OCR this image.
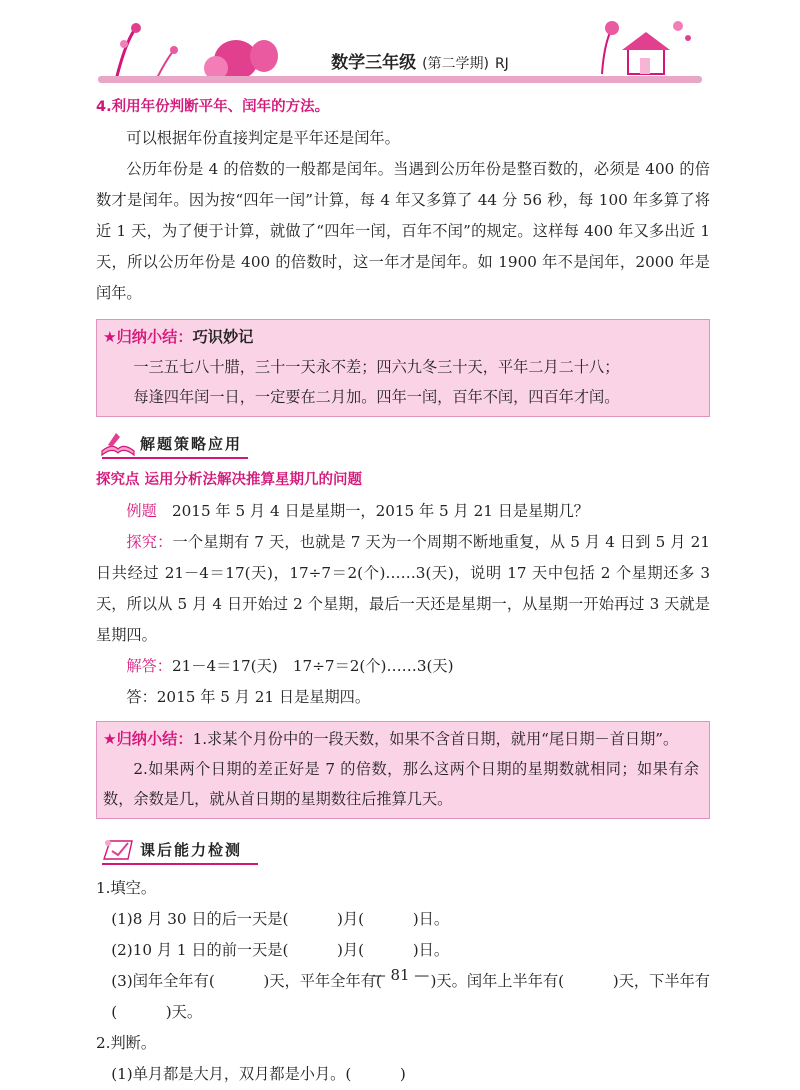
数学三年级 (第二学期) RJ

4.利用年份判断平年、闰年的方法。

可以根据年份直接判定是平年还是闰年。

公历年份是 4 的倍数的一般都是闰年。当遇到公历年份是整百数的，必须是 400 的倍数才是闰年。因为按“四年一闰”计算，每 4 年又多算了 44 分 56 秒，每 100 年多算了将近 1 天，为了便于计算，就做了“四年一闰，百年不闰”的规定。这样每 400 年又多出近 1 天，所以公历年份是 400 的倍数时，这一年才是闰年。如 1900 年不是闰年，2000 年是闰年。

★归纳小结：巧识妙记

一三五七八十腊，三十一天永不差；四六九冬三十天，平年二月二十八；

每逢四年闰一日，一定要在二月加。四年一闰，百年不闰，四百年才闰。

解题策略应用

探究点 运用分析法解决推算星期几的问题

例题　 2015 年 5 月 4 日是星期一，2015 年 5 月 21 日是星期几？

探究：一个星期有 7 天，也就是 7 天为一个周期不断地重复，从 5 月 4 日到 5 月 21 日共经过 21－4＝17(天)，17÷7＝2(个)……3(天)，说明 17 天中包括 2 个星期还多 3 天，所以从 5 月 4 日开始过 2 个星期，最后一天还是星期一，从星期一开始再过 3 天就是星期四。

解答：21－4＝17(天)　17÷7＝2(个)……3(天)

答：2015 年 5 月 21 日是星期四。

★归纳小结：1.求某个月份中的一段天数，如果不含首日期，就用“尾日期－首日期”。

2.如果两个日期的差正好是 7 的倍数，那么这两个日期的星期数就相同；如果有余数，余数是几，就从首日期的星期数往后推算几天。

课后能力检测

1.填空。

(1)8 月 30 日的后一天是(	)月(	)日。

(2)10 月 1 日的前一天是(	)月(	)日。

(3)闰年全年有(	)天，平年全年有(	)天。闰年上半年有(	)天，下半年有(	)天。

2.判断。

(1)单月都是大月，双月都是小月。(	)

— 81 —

=-=-=-=-=

▸ **Task directions**
Output all of the entries verbatim, leaving out any images.

▸ **Reply**
OCR this image.
数学三年级 (第二学期) RJ

4.利用年份判断平年、闰年的方法。

可以根据年份直接判定是平年还是闰年。

公历年份是 4 的倍数的一般都是闰年。当遇到公历年份是整百数的，必须是 400 的倍数才是闰年。因为按“四年一闰”计算，每 4 年又多算了 44 分 56 秒，每 100 年多算了将近 1 天，为了便于计算，就做了“四年一闰，百年不闰”的规定。这样每 400 年又多出近 1 天，所以公历年份是 400 的倍数时，这一年才是闰年。如 1900 年不是闰年，2000 年是闰年。

★归纳小结：巧识妙记

一三五七八十腊，三十一天永不差；四六九冬三十天，平年二月二十八；

每逢四年闰一日，一定要在二月加。四年一闰，百年不闰，四百年才闰。

解题策略应用

探究点 运用分析法解决推算星期几的问题

例题　 2015 年 5 月 4 日是星期一，2015 年 5 月 21 日是星期几？

探究：一个星期有 7 天，也就是 7 天为一个周期不断地重复，从 5 月 4 日到 5 月 21 日共经过 21－4＝17(天)，17÷7＝2(个)……3(天)，说明 17 天中包括 2 个星期还多 3 天，所以从 5 月 4 日开始过 2 个星期，最后一天还是星期一，从星期一开始再过 3 天就是星期四。

解答：21－4＝17(天)　17÷7＝2(个)……3(天)

答：2015 年 5 月 21 日是星期四。

★归纳小结：1.求某个月份中的一段天数，如果不含首日期，就用“尾日期－首日期”。

2.如果两个日期的差正好是 7 的倍数，那么这两个日期的星期数就相同；如果有余数，余数是几，就从首日期的星期数往后推算几天。

课后能力检测

1.填空。

(1)8 月 30 日的后一天是(	)月(	)日。

(2)10 月 1 日的前一天是(	)月(	)日。

(3)闰年全年有(	)天，平年全年有(	)天。闰年上半年有(	)天，下半年有(	)天。

2.判断。

(1)单月都是大月，双月都是小月。(	)

— 81 —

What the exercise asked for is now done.